What the exercise asks:
The answer should be a single number: how many lines of the entries below hold the word "name".

Records for the task:

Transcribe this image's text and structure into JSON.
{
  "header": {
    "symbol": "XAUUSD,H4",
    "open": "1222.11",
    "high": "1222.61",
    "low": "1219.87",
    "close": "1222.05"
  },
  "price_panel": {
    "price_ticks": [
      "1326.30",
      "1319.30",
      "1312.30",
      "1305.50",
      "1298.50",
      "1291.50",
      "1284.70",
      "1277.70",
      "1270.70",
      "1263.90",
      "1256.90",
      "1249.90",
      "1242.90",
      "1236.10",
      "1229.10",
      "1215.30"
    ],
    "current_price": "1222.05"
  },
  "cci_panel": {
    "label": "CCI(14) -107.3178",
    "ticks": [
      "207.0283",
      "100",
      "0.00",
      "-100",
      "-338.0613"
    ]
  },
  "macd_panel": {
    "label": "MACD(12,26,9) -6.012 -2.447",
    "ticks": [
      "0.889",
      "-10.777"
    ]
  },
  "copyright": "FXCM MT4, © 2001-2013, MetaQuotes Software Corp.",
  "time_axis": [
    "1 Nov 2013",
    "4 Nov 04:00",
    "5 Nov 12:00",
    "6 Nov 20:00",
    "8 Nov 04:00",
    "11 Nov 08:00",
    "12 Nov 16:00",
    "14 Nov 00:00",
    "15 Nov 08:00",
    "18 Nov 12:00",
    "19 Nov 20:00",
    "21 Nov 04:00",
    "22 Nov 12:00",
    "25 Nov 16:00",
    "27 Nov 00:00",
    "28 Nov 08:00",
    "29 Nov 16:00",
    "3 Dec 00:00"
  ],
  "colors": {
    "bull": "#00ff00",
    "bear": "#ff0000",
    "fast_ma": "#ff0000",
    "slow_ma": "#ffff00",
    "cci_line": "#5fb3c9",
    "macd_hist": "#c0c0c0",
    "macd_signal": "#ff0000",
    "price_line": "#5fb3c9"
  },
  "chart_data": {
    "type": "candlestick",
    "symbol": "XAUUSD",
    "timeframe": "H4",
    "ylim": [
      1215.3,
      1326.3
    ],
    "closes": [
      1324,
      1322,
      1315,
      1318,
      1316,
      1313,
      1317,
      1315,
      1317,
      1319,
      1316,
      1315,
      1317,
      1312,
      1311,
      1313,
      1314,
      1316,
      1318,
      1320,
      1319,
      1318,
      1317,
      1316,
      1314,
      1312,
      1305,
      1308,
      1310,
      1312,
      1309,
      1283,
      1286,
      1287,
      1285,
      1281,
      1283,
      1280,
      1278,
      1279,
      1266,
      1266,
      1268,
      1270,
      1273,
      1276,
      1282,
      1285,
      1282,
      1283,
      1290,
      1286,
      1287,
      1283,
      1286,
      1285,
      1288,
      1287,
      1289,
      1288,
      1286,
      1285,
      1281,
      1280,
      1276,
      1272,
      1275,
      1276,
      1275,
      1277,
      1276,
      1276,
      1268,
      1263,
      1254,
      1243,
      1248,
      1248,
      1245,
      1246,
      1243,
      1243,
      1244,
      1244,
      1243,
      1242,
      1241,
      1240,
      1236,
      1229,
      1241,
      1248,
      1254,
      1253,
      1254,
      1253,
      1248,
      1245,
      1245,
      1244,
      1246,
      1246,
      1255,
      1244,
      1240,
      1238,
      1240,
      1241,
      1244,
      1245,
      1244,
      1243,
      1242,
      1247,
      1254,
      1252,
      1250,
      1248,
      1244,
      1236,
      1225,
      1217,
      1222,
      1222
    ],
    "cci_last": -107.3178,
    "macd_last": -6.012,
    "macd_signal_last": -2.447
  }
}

...

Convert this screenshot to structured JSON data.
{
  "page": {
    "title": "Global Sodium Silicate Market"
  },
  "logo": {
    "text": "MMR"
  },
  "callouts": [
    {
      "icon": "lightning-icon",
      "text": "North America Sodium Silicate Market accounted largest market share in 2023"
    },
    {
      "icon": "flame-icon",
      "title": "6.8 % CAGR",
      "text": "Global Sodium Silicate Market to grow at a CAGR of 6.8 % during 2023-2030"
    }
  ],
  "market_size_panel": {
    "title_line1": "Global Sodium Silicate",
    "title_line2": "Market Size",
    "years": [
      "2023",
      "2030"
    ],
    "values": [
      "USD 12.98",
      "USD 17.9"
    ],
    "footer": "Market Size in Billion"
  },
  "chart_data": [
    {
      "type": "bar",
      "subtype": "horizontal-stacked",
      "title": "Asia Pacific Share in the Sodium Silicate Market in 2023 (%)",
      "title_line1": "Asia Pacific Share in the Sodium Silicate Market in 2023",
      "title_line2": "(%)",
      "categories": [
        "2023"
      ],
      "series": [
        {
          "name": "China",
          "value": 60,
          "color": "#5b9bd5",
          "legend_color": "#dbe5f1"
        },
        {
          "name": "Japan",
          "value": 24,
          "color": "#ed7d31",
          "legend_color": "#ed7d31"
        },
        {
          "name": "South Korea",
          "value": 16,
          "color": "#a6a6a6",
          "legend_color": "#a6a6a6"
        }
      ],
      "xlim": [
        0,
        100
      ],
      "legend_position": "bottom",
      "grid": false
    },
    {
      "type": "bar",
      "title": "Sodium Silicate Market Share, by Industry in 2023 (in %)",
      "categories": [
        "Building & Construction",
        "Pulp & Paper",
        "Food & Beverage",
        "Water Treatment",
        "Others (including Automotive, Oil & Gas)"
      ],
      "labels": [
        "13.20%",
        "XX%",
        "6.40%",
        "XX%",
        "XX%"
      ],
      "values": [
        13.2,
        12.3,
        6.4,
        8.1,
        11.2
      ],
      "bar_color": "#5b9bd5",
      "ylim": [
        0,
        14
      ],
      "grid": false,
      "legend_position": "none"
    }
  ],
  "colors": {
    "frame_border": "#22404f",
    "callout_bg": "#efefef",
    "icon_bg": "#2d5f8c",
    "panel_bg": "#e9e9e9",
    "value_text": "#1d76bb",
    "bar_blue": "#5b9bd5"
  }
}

--

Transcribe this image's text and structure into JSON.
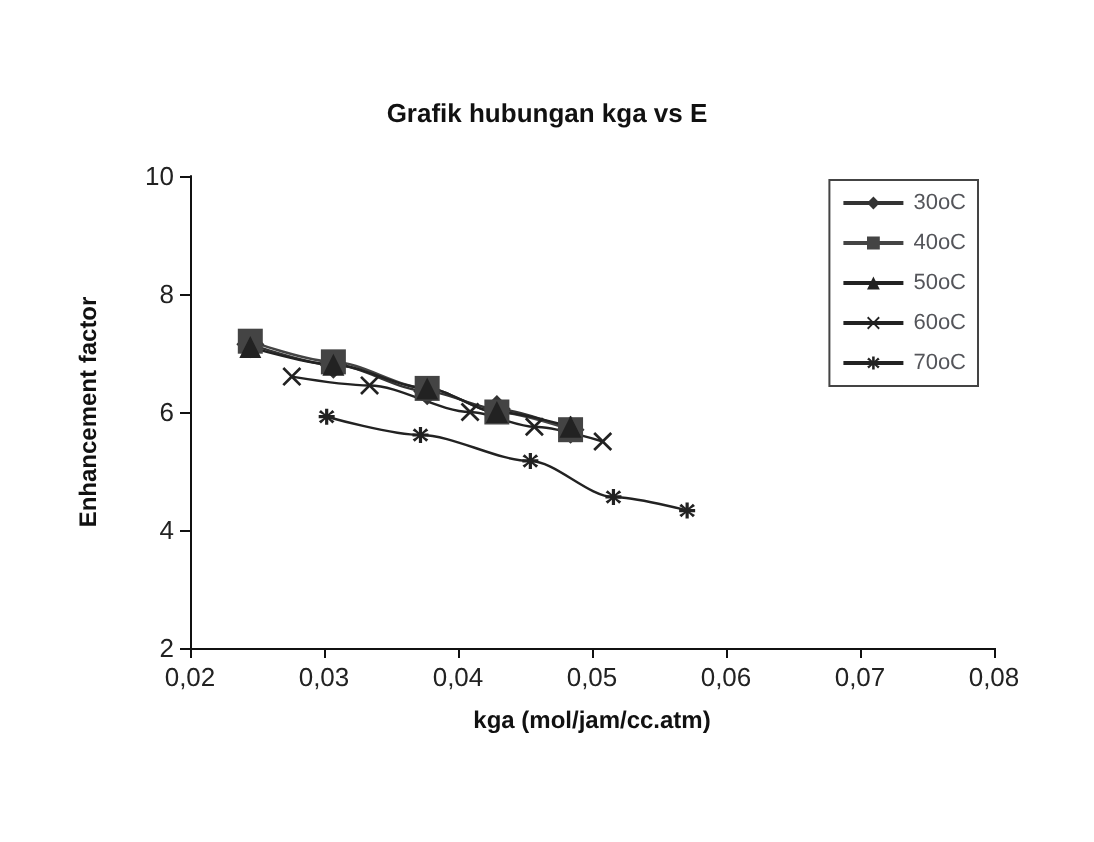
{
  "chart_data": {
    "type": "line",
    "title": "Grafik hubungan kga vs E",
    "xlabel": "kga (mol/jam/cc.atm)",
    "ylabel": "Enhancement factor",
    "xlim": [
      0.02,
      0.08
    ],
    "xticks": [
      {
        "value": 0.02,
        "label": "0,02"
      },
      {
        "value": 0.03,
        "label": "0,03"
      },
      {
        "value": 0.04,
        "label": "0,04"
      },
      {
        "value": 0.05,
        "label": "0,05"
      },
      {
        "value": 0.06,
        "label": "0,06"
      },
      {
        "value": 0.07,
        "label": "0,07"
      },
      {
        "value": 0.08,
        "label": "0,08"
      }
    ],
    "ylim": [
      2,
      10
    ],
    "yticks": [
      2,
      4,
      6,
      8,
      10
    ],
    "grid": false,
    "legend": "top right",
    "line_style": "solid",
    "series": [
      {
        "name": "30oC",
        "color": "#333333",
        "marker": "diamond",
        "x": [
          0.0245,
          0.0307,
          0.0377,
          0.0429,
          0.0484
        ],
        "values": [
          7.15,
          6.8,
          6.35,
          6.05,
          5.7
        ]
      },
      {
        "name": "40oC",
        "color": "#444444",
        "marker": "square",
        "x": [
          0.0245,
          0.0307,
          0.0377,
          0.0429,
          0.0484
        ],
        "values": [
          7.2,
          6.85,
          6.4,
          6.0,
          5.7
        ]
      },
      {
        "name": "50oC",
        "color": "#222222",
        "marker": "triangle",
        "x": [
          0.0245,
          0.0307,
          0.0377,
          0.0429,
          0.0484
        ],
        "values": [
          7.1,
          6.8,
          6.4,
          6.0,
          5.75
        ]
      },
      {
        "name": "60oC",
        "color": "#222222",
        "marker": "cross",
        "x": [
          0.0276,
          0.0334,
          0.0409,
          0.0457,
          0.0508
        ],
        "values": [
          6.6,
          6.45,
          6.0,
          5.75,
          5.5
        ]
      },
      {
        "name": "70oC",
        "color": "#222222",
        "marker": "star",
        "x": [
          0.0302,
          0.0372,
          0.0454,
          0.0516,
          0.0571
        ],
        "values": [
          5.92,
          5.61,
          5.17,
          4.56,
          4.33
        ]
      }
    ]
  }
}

Result of this task:
8